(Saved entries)
********************

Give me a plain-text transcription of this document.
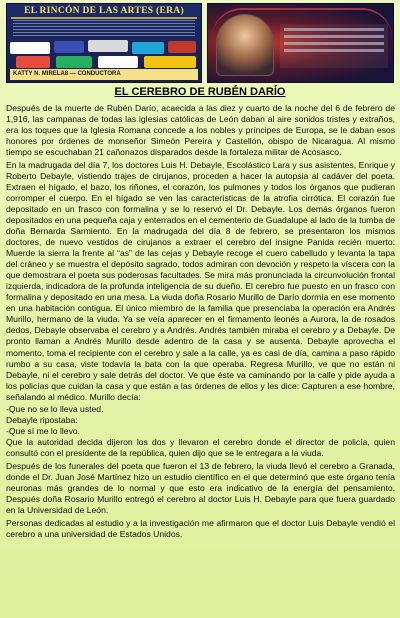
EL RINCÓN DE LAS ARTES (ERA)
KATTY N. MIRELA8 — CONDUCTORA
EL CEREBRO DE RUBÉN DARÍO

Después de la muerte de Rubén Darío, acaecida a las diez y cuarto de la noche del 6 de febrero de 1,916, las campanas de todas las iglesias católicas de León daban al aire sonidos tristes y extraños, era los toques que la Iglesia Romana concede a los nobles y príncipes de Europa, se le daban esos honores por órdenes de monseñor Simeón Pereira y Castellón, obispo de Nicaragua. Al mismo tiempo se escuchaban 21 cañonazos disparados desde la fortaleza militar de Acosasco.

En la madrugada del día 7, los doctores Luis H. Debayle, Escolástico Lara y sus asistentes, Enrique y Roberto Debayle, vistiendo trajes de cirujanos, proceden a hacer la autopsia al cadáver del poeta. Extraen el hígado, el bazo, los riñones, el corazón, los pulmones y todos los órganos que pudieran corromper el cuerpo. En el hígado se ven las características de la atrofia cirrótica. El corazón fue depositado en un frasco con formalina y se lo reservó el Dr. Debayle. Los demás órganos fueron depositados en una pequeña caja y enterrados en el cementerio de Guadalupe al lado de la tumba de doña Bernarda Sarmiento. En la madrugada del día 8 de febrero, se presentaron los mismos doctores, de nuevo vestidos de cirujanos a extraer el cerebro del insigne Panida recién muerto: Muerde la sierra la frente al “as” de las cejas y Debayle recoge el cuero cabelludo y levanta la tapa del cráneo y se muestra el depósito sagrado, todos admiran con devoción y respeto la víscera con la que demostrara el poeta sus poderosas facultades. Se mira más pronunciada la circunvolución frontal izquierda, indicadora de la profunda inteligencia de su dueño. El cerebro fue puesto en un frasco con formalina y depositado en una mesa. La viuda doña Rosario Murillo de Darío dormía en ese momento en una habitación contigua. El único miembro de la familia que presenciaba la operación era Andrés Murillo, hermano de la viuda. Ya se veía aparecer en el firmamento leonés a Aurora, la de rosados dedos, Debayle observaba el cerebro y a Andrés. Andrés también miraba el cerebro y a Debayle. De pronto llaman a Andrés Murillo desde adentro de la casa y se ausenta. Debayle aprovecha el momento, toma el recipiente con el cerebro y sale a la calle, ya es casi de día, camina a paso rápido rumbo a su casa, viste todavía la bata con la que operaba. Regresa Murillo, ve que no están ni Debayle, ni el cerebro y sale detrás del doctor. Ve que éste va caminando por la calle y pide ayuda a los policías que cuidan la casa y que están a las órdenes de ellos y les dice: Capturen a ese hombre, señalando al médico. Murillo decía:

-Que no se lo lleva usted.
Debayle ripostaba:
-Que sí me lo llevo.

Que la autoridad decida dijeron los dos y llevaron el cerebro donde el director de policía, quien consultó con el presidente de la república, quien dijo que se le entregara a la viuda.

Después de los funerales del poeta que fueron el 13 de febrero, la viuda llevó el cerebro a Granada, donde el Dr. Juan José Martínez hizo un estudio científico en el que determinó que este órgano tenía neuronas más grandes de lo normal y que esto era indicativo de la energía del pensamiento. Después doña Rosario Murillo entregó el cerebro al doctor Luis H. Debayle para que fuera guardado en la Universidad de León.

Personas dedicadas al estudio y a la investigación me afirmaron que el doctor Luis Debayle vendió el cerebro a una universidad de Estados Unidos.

********************

#### [Stated problem]
Find every line in the records that contains the word "donde"; copy those lines.

#### [Answer for the task]
Que la autoridad decida dijeron los dos y llevaron el cerebro donde el director de policía, quien consultó con el presidente de la república, quien dijo que se le entregara a la viuda.
Después de los funerales del poeta que fueron el 13 de febrero, la viuda llevó el cerebro a Granada, donde el Dr. Juan José Martínez hizo un estudio científico en el que determinó que este órgano tenía neuronas más grandes de lo normal y que esto era indicativo de la energía del pensamiento. Después doña Rosario Murillo entregó el cerebro al doctor Luis H. Debayle para que fuera guardado en la Universidad de León.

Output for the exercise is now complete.